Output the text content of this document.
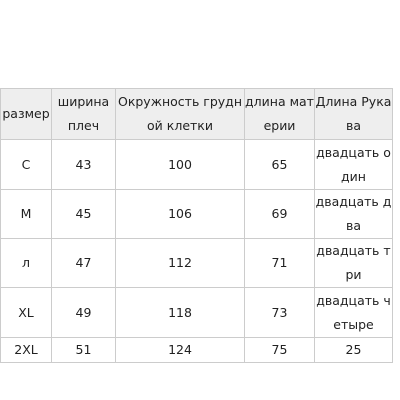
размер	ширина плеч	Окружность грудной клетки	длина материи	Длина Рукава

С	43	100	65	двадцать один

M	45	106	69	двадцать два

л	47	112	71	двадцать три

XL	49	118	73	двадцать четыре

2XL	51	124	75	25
--
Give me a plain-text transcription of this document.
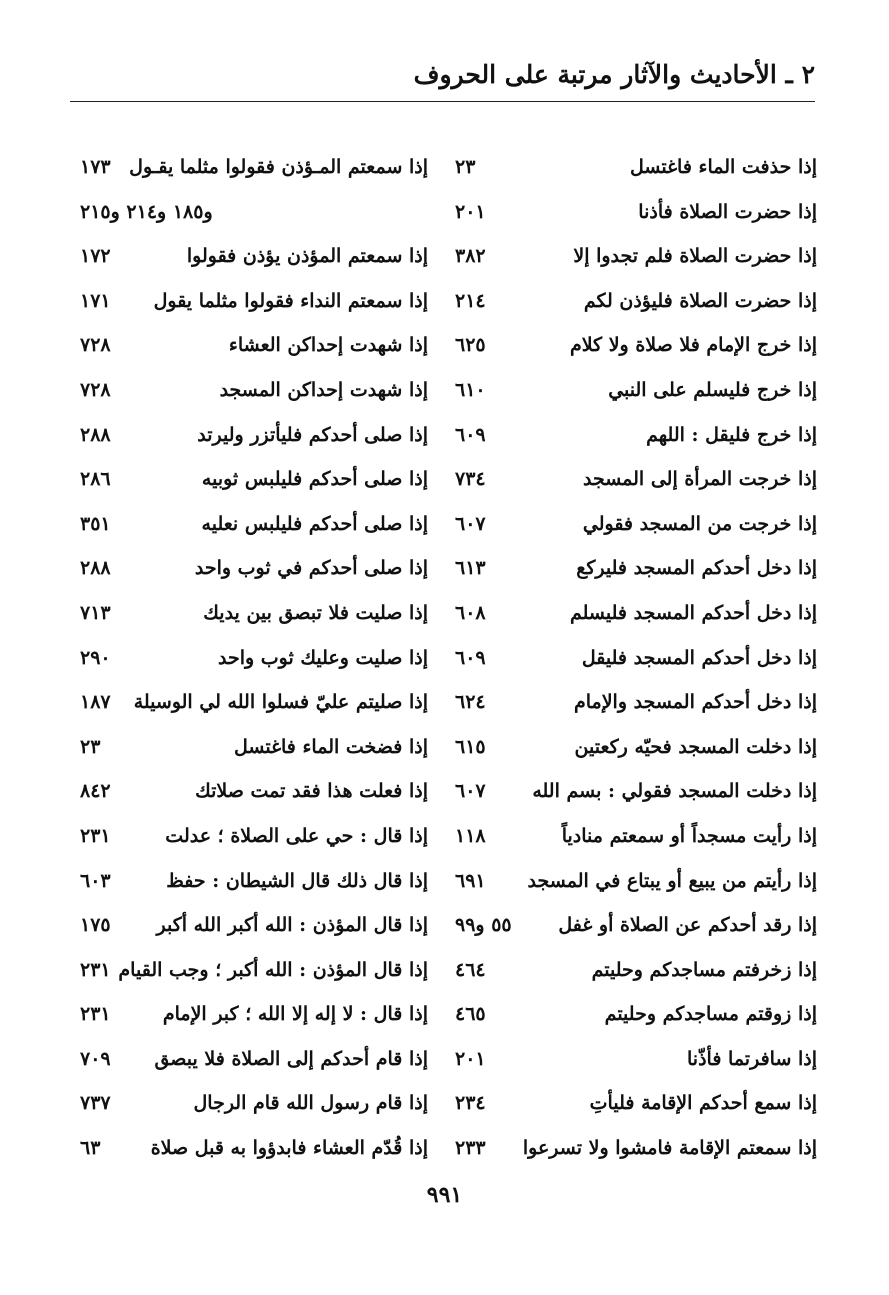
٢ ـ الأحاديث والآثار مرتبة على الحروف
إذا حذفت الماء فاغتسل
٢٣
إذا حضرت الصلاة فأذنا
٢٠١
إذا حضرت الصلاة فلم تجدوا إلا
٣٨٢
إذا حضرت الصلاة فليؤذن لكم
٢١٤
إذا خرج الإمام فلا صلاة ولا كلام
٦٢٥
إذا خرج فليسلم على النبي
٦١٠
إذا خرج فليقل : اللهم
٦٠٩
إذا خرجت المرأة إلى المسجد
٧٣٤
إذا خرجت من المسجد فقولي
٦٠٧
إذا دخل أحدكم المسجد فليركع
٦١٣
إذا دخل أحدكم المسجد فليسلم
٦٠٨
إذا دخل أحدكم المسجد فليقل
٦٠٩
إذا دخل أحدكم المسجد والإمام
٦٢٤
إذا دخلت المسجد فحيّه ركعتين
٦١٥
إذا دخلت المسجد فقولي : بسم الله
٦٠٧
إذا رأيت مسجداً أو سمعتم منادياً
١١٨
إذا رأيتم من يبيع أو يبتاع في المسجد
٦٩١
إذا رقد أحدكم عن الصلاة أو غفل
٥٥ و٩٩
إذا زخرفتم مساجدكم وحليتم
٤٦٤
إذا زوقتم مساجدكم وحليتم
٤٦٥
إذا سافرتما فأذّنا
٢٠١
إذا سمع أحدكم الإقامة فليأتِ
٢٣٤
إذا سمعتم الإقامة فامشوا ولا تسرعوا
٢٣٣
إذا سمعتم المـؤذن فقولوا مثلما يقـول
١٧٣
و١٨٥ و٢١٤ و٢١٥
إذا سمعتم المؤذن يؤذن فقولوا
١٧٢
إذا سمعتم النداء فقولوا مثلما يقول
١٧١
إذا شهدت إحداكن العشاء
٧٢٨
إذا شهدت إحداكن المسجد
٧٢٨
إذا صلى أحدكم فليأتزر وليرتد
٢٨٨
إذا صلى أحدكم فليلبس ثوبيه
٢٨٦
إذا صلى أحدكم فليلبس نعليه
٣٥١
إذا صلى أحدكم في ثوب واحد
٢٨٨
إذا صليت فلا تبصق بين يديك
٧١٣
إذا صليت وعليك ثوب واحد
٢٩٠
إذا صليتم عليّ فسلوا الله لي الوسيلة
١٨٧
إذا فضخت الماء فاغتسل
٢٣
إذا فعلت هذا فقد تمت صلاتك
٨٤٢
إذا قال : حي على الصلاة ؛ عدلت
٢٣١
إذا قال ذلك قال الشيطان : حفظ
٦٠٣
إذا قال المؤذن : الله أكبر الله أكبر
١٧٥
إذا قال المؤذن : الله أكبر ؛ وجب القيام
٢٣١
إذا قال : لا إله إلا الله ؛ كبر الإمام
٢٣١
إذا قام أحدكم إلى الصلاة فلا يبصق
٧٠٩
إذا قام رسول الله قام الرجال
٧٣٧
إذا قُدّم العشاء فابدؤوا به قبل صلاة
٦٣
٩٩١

→ **Exercise objective**: Every line in the data that holds "فاغتسل" should be copied out.

→ **Complete output**:
إذا حذفت الماء فاغتسل
إذا فضخت الماء فاغتسل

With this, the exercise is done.